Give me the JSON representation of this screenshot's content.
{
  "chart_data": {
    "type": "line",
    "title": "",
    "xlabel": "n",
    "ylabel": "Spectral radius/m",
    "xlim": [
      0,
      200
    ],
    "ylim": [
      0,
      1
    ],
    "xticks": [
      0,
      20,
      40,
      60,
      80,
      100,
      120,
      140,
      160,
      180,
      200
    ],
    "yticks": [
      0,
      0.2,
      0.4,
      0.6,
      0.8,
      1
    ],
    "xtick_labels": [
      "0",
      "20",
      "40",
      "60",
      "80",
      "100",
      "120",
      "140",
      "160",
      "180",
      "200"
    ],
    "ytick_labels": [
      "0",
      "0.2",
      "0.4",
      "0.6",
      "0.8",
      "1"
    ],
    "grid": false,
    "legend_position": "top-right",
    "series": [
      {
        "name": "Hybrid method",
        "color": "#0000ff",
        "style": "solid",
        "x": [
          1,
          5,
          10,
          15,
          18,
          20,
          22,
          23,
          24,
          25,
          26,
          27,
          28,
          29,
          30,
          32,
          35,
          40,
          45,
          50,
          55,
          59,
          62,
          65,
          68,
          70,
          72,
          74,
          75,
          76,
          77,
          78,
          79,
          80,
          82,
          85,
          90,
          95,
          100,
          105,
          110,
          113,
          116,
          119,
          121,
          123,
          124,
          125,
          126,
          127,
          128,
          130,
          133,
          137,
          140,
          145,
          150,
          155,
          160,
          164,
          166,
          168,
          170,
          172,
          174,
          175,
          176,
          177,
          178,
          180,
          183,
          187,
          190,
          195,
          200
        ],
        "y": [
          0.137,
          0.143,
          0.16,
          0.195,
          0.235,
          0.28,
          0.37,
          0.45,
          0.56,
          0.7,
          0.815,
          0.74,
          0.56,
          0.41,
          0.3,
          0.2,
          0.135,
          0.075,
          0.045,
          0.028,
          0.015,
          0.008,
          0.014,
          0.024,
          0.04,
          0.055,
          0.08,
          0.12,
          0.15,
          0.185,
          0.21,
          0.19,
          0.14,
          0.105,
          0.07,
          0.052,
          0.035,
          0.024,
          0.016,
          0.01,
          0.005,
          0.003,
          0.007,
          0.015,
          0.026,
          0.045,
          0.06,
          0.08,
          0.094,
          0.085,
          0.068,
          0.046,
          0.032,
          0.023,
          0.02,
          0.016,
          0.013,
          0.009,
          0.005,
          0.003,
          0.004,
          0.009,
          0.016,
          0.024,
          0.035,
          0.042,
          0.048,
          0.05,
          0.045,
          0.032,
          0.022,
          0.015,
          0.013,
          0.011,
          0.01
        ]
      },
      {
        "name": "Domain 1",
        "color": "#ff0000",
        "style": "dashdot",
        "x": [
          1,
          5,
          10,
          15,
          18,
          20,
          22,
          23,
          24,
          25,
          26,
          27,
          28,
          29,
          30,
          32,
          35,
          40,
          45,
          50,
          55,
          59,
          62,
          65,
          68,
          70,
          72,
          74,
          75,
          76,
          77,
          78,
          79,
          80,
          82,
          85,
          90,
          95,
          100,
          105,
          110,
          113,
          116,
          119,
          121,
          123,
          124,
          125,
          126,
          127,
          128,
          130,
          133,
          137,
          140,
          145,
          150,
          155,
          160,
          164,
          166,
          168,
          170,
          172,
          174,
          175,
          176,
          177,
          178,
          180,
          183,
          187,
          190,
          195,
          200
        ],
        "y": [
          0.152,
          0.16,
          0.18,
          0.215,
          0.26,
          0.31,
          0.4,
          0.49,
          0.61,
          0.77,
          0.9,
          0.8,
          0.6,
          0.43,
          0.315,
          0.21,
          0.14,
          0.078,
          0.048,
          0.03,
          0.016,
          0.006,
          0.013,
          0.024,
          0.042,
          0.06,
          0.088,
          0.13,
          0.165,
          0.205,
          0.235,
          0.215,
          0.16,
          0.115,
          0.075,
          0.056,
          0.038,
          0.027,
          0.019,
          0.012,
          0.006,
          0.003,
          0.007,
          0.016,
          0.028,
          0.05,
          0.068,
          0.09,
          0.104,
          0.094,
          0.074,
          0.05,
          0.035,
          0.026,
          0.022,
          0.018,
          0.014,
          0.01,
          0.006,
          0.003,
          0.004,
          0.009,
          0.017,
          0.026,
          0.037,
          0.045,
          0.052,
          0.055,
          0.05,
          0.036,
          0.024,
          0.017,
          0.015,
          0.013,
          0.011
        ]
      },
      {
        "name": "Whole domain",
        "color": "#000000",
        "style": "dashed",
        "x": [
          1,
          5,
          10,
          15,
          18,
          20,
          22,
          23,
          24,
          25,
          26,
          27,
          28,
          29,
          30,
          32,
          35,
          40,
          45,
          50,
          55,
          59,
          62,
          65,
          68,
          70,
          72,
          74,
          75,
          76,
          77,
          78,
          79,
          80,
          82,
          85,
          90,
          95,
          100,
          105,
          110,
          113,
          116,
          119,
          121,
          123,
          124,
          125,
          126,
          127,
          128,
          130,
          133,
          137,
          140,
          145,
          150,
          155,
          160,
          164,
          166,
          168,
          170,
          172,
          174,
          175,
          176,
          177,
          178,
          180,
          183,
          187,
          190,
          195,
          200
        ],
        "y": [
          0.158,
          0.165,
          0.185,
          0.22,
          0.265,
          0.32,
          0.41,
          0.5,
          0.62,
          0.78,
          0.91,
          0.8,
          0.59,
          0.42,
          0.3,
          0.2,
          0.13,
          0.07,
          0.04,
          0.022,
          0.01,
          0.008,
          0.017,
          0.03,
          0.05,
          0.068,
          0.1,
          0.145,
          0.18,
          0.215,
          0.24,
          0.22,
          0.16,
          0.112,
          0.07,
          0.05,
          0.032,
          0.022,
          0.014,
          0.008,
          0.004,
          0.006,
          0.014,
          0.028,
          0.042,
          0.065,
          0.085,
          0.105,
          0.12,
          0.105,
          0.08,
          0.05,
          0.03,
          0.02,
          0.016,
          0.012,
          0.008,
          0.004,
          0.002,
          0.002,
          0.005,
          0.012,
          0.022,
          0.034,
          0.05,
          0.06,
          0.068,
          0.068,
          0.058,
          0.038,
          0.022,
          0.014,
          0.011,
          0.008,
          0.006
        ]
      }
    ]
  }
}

- REQUIREMENT:
Your task is to give the records above again, exactly.

- RESPONSE TO THIS TASK:
Give me the JSON representation of this screenshot's content.
{
  "chart_data": {
    "type": "line",
    "title": "",
    "xlabel": "n",
    "ylabel": "Spectral radius/m",
    "xlim": [
      0,
      200
    ],
    "ylim": [
      0,
      1
    ],
    "xticks": [
      0,
      20,
      40,
      60,
      80,
      100,
      120,
      140,
      160,
      180,
      200
    ],
    "yticks": [
      0,
      0.2,
      0.4,
      0.6,
      0.8,
      1
    ],
    "xtick_labels": [
      "0",
      "20",
      "40",
      "60",
      "80",
      "100",
      "120",
      "140",
      "160",
      "180",
      "200"
    ],
    "ytick_labels": [
      "0",
      "0.2",
      "0.4",
      "0.6",
      "0.8",
      "1"
    ],
    "grid": false,
    "legend_position": "top-right",
    "series": [
      {
        "name": "Hybrid method",
        "color": "#0000ff",
        "style": "solid",
        "x": [
          1,
          5,
          10,
          15,
          18,
          20,
          22,
          23,
          24,
          25,
          26,
          27,
          28,
          29,
          30,
          32,
          35,
          40,
          45,
          50,
          55,
          59,
          62,
          65,
          68,
          70,
          72,
          74,
          75,
          76,
          77,
          78,
          79,
          80,
          82,
          85,
          90,
          95,
          100,
          105,
          110,
          113,
          116,
          119,
          121,
          123,
          124,
          125,
          126,
          127,
          128,
          130,
          133,
          137,
          140,
          145,
          150,
          155,
          160,
          164,
          166,
          168,
          170,
          172,
          174,
          175,
          176,
          177,
          178,
          180,
          183,
          187,
          190,
          195,
          200
        ],
        "y": [
          0.137,
          0.143,
          0.16,
          0.195,
          0.235,
          0.28,
          0.37,
          0.45,
          0.56,
          0.7,
          0.815,
          0.74,
          0.56,
          0.41,
          0.3,
          0.2,
          0.135,
          0.075,
          0.045,
          0.028,
          0.015,
          0.008,
          0.014,
          0.024,
          0.04,
          0.055,
          0.08,
          0.12,
          0.15,
          0.185,
          0.21,
          0.19,
          0.14,
          0.105,
          0.07,
          0.052,
          0.035,
          0.024,
          0.016,
          0.01,
          0.005,
          0.003,
          0.007,
          0.015,
          0.026,
          0.045,
          0.06,
          0.08,
          0.094,
          0.085,
          0.068,
          0.046,
          0.032,
          0.023,
          0.02,
          0.016,
          0.013,
          0.009,
          0.005,
          0.003,
          0.004,
          0.009,
          0.016,
          0.024,
          0.035,
          0.042,
          0.048,
          0.05,
          0.045,
          0.032,
          0.022,
          0.015,
          0.013,
          0.011,
          0.01
        ]
      },
      {
        "name": "Domain 1",
        "color": "#ff0000",
        "style": "dashdot",
        "x": [
          1,
          5,
          10,
          15,
          18,
          20,
          22,
          23,
          24,
          25,
          26,
          27,
          28,
          29,
          30,
          32,
          35,
          40,
          45,
          50,
          55,
          59,
          62,
          65,
          68,
          70,
          72,
          74,
          75,
          76,
          77,
          78,
          79,
          80,
          82,
          85,
          90,
          95,
          100,
          105,
          110,
          113,
          116,
          119,
          121,
          123,
          124,
          125,
          126,
          127,
          128,
          130,
          133,
          137,
          140,
          145,
          150,
          155,
          160,
          164,
          166,
          168,
          170,
          172,
          174,
          175,
          176,
          177,
          178,
          180,
          183,
          187,
          190,
          195,
          200
        ],
        "y": [
          0.152,
          0.16,
          0.18,
          0.215,
          0.26,
          0.31,
          0.4,
          0.49,
          0.61,
          0.77,
          0.9,
          0.8,
          0.6,
          0.43,
          0.315,
          0.21,
          0.14,
          0.078,
          0.048,
          0.03,
          0.016,
          0.006,
          0.013,
          0.024,
          0.042,
          0.06,
          0.088,
          0.13,
          0.165,
          0.205,
          0.235,
          0.215,
          0.16,
          0.115,
          0.075,
          0.056,
          0.038,
          0.027,
          0.019,
          0.012,
          0.006,
          0.003,
          0.007,
          0.016,
          0.028,
          0.05,
          0.068,
          0.09,
          0.104,
          0.094,
          0.074,
          0.05,
          0.035,
          0.026,
          0.022,
          0.018,
          0.014,
          0.01,
          0.006,
          0.003,
          0.004,
          0.009,
          0.017,
          0.026,
          0.037,
          0.045,
          0.052,
          0.055,
          0.05,
          0.036,
          0.024,
          0.017,
          0.015,
          0.013,
          0.011
        ]
      },
      {
        "name": "Whole domain",
        "color": "#000000",
        "style": "dashed",
        "x": [
          1,
          5,
          10,
          15,
          18,
          20,
          22,
          23,
          24,
          25,
          26,
          27,
          28,
          29,
          30,
          32,
          35,
          40,
          45,
          50,
          55,
          59,
          62,
          65,
          68,
          70,
          72,
          74,
          75,
          76,
          77,
          78,
          79,
          80,
          82,
          85,
          90,
          95,
          100,
          105,
          110,
          113,
          116,
          119,
          121,
          123,
          124,
          125,
          126,
          127,
          128,
          130,
          133,
          137,
          140,
          145,
          150,
          155,
          160,
          164,
          166,
          168,
          170,
          172,
          174,
          175,
          176,
          177,
          178,
          180,
          183,
          187,
          190,
          195,
          200
        ],
        "y": [
          0.158,
          0.165,
          0.185,
          0.22,
          0.265,
          0.32,
          0.41,
          0.5,
          0.62,
          0.78,
          0.91,
          0.8,
          0.59,
          0.42,
          0.3,
          0.2,
          0.13,
          0.07,
          0.04,
          0.022,
          0.01,
          0.008,
          0.017,
          0.03,
          0.05,
          0.068,
          0.1,
          0.145,
          0.18,
          0.215,
          0.24,
          0.22,
          0.16,
          0.112,
          0.07,
          0.05,
          0.032,
          0.022,
          0.014,
          0.008,
          0.004,
          0.006,
          0.014,
          0.028,
          0.042,
          0.065,
          0.085,
          0.105,
          0.12,
          0.105,
          0.08,
          0.05,
          0.03,
          0.02,
          0.016,
          0.012,
          0.008,
          0.004,
          0.002,
          0.002,
          0.005,
          0.012,
          0.022,
          0.034,
          0.05,
          0.06,
          0.068,
          0.068,
          0.058,
          0.038,
          0.022,
          0.014,
          0.011,
          0.008,
          0.006
        ]
      }
    ]
  }
}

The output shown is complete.